Write the data out again exactly, dropping any images it holds.

### STORED DATA ###

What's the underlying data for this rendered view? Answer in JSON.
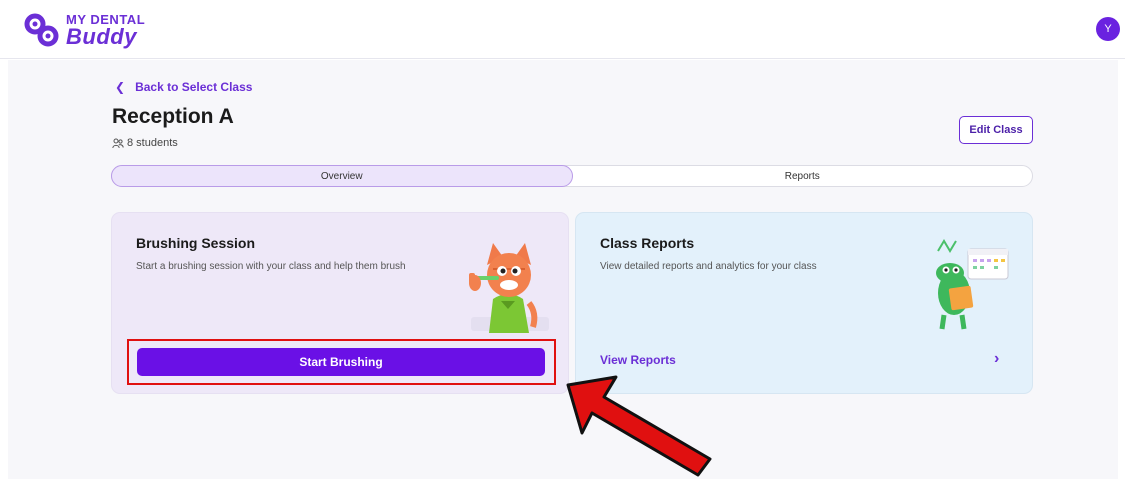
{
  "app": {
    "logo_line1": "MY DENTAL",
    "logo_line2": "Buddy",
    "avatar_initial": "Y",
    "brand_color": "#6a10e6"
  },
  "nav": {
    "back_label": "Back to Select Class"
  },
  "class_info": {
    "title": "Reception A",
    "students": "8 students",
    "edit_label": "Edit Class"
  },
  "tabs": [
    {
      "label": "Overview",
      "active": true
    },
    {
      "label": "Reports",
      "active": false
    }
  ],
  "cards": {
    "brushing": {
      "title": "Brushing Session",
      "description": "Start a brushing session with your class and help them brush",
      "button_label": "Start Brushing",
      "illustration": "cat-brushing-teeth"
    },
    "reports": {
      "title": "Class Reports",
      "description": "View detailed reports and analytics for your class",
      "link_label": "View Reports",
      "illustration": "dinosaur-with-calendar"
    }
  },
  "annotation": {
    "highlight_color": "#e01010",
    "arrow_color": "#e01010"
  }
}
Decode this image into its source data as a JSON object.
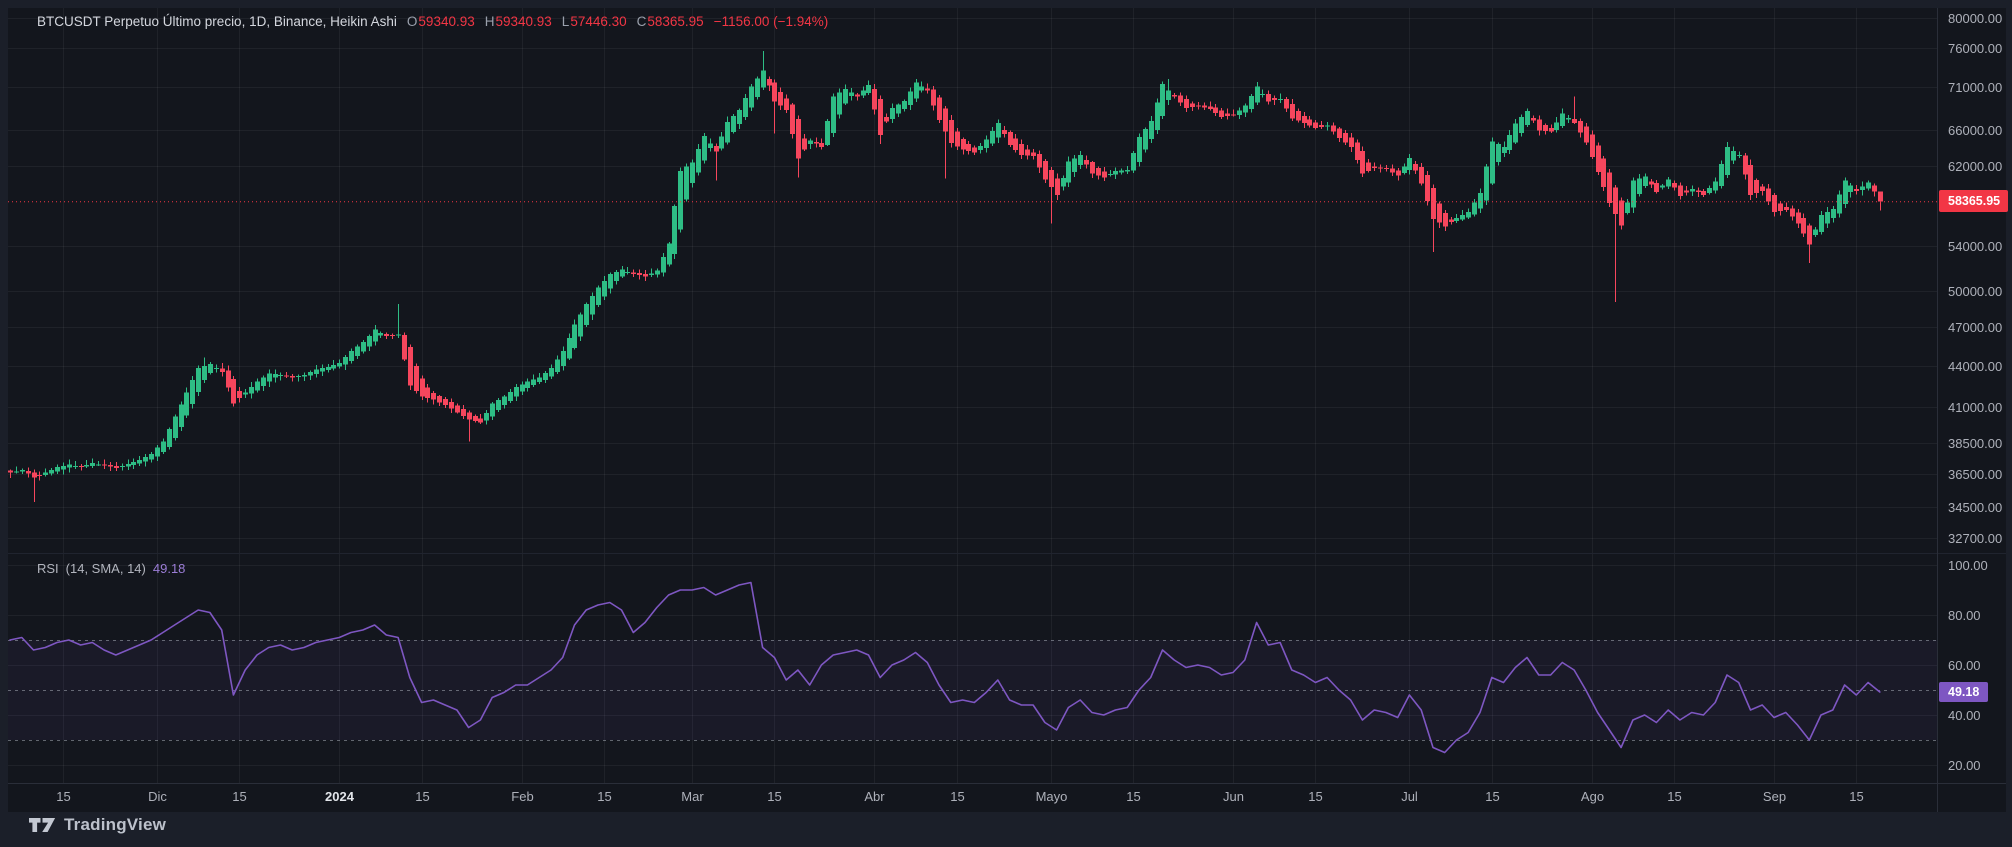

###

== FINISHED TASK ==
What's the underlying data for this rendered view? Answer in JSON.
{
  "app": {
    "logo_line1": "MY DENTAL",
    "logo_line2": "Buddy",
    "avatar_initial": "Y",
    "brand_color": "#6a10e6"
  },
  "nav": {
    "back_label": "Back to Select Class"
  },
  "class_info": {
    "title": "Reception A",
    "students": "8 students",
    "edit_label": "Edit Class"
  },
  "tabs": [
    {
      "label": "Overview",
      "active": true
    },
    {
      "label": "Reports",
      "active": false
    }
  ],
  "cards": {
    "brushing": {
      "title": "Brushing Session",
      "description": "Start a brushing session with your class and help them brush",
      "button_label": "Start Brushing",
      "illustration": "cat-brushing-teeth"
    },
    "reports": {
      "title": "Class Reports",
      "description": "View detailed reports and analytics for your class",
      "link_label": "View Reports",
      "illustration": "dinosaur-with-calendar"
    }
  },
  "annotation": {
    "highlight_color": "#e01010",
    "arrow_color": "#e01010"
  }
}
Decode this image into its source data as a JSON object.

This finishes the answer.